- [Given task]: Can you return, word for word, the lines of the listing below starting at the line containing "a-right-probability-point <box>1616 177" and ending at the line containing "b-right-probability-point <box>1524 1116", with both of those lines included?

▬▬▬

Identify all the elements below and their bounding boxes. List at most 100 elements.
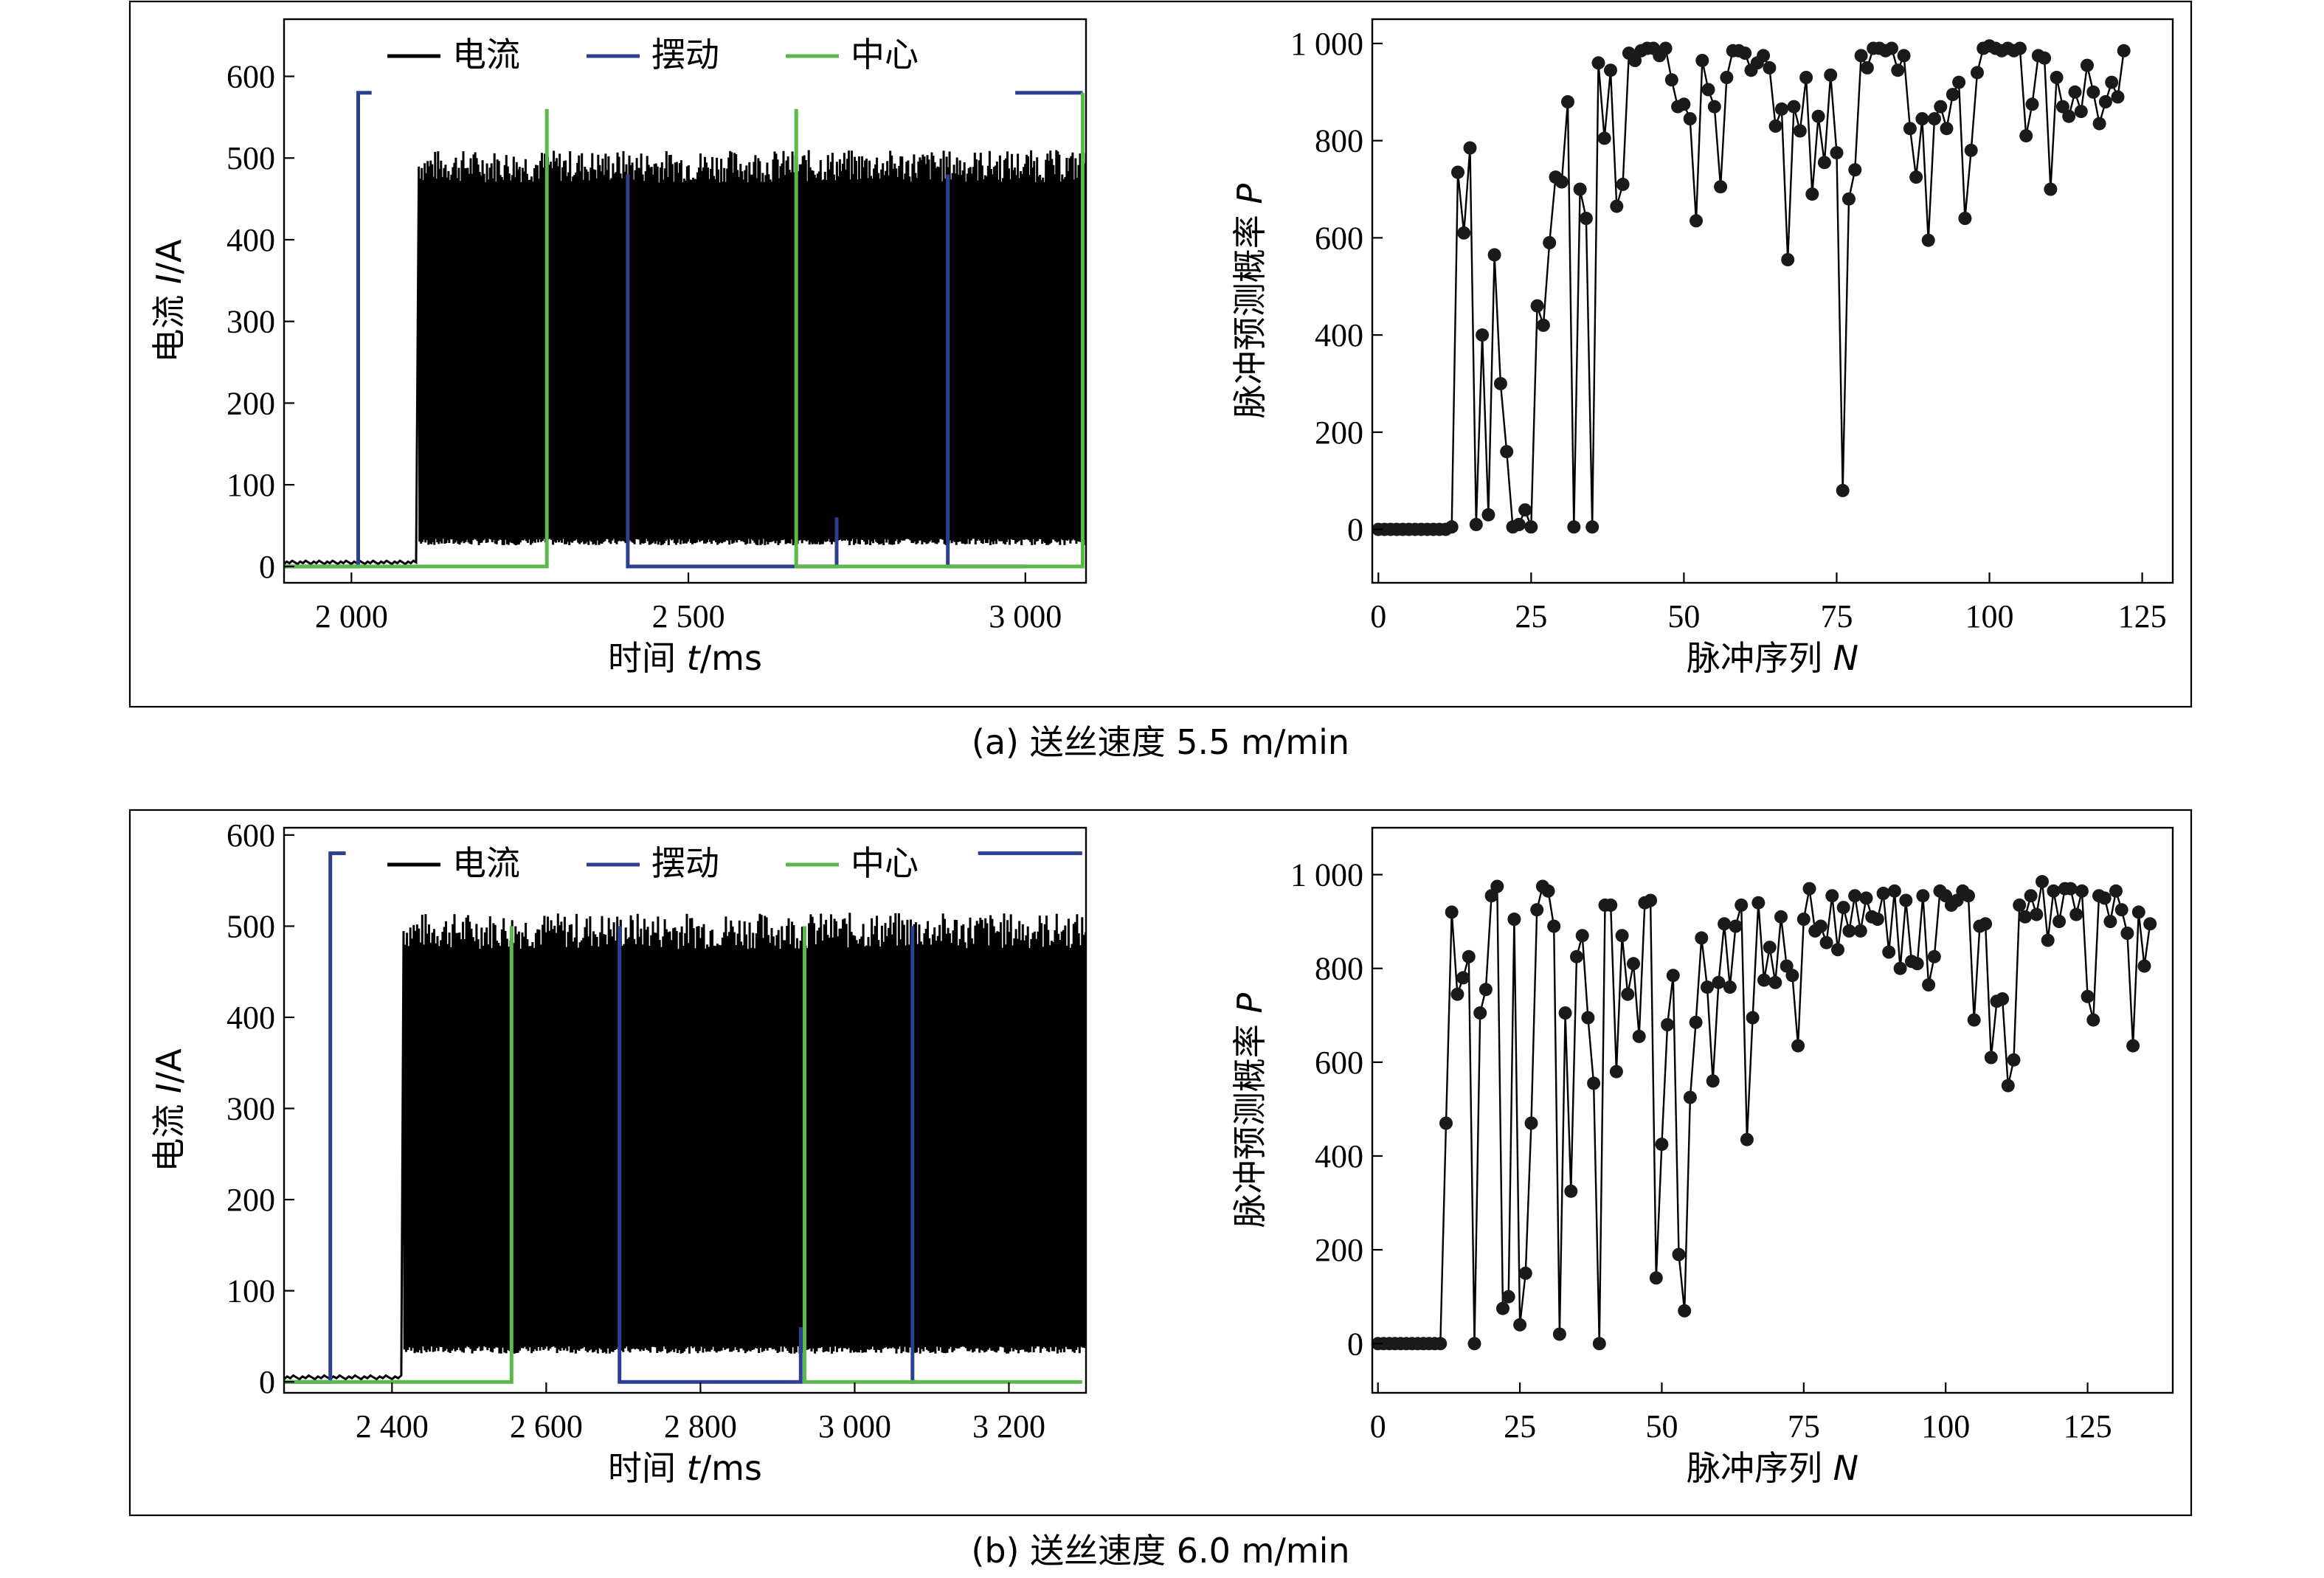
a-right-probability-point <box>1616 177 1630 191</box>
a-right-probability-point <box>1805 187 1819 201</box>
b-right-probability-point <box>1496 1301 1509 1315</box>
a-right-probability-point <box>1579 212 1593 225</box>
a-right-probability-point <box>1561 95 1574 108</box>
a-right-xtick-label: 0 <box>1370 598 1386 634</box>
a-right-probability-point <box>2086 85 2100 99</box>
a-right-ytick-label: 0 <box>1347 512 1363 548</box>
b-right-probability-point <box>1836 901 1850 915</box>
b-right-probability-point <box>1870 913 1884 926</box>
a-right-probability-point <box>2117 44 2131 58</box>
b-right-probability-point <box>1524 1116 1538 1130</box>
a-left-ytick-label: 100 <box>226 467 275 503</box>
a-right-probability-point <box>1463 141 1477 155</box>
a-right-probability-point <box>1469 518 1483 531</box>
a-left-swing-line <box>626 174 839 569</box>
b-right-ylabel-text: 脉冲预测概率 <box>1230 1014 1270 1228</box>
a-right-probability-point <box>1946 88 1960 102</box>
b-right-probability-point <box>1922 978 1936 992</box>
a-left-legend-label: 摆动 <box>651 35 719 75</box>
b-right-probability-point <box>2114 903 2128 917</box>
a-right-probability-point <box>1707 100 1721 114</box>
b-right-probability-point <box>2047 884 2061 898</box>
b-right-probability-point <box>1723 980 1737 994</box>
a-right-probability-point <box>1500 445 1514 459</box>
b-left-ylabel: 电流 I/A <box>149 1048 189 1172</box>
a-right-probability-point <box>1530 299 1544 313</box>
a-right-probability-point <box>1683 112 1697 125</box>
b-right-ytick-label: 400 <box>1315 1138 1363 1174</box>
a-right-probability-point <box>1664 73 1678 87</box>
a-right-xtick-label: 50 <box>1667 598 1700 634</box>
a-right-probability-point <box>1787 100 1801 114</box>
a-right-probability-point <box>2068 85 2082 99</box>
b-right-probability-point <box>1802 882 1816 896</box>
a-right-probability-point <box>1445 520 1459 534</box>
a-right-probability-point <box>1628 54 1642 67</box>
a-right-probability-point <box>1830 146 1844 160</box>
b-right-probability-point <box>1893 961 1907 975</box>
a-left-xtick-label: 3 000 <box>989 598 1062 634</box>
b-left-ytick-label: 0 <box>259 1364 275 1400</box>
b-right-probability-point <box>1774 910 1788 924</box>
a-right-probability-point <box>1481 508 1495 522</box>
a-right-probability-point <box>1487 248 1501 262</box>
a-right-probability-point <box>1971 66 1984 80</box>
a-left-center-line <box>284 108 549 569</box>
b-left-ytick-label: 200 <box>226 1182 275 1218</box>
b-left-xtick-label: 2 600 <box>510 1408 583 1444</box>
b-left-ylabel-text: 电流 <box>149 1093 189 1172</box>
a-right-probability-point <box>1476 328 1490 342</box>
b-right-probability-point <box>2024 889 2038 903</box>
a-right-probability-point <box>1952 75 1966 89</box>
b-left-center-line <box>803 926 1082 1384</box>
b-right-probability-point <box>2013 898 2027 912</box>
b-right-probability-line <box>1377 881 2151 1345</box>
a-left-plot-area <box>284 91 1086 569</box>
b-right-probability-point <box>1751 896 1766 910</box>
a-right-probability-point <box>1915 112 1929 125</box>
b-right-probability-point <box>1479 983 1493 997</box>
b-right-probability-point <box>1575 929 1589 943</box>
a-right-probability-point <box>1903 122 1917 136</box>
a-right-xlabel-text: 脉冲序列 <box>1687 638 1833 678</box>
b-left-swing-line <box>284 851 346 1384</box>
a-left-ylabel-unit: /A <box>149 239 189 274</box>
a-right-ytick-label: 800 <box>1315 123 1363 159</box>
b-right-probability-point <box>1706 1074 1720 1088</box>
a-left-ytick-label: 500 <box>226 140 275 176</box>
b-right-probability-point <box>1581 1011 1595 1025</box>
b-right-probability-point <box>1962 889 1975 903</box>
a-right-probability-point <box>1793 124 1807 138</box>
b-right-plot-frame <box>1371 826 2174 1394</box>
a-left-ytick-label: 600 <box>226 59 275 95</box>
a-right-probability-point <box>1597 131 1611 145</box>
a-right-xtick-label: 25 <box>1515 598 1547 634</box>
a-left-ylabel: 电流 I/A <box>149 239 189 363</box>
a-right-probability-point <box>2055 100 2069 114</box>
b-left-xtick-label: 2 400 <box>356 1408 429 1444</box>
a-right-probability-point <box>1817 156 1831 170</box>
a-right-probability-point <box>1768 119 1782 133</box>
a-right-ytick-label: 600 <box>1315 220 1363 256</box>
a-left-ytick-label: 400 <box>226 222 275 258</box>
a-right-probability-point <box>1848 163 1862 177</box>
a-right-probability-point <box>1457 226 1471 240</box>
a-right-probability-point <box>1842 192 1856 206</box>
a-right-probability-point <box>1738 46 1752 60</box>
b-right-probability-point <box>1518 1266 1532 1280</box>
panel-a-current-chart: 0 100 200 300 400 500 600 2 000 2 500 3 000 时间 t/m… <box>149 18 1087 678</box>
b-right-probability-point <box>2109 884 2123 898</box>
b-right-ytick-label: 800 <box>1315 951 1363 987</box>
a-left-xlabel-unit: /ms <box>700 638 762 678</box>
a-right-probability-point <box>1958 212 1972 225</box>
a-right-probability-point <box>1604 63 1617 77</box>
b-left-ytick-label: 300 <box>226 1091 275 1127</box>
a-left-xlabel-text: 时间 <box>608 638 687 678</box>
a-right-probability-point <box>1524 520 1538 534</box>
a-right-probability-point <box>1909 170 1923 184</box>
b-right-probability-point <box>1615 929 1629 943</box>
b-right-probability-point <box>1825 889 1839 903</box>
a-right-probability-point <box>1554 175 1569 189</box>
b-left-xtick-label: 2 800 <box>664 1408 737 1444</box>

▬▬▬

- [Solved problem]:
a-right-probability-point <box>1616 177 1630 191</box>
a-right-probability-point <box>1805 187 1819 201</box>
b-right-probability-point <box>1496 1301 1509 1315</box>
a-right-probability-point <box>1579 212 1593 225</box>
a-right-probability-point <box>1561 95 1574 108</box>
a-right-xtick-label: 0 <box>1370 598 1386 634</box>
a-right-probability-point <box>2086 85 2100 99</box>
a-right-ytick-label: 0 <box>1347 512 1363 548</box>
b-right-probability-point <box>1836 901 1850 915</box>
b-right-probability-point <box>1870 913 1884 926</box>
a-right-probability-point <box>2117 44 2131 58</box>
b-right-probability-point <box>1524 1116 1538 1130</box>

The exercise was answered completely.